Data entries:
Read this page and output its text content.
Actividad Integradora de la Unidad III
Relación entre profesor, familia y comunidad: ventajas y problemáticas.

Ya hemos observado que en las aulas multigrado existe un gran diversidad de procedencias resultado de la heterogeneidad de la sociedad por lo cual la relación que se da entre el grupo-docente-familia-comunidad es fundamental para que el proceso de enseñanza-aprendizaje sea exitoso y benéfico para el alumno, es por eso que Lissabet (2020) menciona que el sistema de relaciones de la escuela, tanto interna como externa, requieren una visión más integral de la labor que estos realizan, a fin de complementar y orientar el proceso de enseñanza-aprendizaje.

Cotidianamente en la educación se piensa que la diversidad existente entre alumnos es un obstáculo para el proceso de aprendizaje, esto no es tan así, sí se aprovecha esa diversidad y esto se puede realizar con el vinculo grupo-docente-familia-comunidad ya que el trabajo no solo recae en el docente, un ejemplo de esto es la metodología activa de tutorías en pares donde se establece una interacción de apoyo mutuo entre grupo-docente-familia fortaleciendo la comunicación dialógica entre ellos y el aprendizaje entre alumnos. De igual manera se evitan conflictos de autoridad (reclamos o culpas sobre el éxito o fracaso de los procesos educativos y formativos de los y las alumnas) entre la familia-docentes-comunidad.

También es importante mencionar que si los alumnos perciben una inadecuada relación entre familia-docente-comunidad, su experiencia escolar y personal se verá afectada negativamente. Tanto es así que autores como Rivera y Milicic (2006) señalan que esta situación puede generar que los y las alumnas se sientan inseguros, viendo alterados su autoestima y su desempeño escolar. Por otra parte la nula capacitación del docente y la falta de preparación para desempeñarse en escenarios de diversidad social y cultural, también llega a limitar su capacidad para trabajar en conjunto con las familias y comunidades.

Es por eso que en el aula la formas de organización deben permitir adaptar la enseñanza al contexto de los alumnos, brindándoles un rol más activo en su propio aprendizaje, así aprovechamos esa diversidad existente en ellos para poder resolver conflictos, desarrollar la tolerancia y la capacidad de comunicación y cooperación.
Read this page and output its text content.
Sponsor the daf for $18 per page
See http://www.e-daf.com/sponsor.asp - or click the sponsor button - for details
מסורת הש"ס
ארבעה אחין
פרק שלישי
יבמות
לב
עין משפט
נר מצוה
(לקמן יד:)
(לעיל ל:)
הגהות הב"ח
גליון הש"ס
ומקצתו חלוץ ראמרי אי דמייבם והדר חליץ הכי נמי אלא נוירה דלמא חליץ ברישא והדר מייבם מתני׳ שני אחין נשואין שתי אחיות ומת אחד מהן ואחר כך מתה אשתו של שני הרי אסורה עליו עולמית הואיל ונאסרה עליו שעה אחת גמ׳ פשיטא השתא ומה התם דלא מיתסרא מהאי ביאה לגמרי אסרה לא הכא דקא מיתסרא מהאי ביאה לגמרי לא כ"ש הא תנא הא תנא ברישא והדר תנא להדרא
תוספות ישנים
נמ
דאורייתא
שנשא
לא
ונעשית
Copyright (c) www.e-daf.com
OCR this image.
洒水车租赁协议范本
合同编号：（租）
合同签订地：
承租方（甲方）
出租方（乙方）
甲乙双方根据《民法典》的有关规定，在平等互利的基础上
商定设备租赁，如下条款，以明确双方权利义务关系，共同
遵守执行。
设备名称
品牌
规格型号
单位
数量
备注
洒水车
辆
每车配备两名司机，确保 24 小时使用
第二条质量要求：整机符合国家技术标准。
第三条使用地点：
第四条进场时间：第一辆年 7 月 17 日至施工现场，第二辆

| Task statement |
The lines to reproduce run from the one that contains "OCR this image." through the last line above; copy them exactly.

| Answer below |
OCR this image.
洒水车租赁协议范本
合同编号：（租）
合同签订地：
承租方（甲方）
出租方（乙方）
甲乙双方根据《民法典》的有关规定，在平等互利的基础上
商定设备租赁，如下条款，以明确双方权利义务关系，共同
遵守执行。
设备名称
品牌
规格型号
单位
数量
备注
洒水车
辆
每车配备两名司机，确保 24 小时使用
第二条质量要求：整机符合国家技术标准。
第三条使用地点：
第四条进场时间：第一辆年 7 月 17 日至施工现场，第二辆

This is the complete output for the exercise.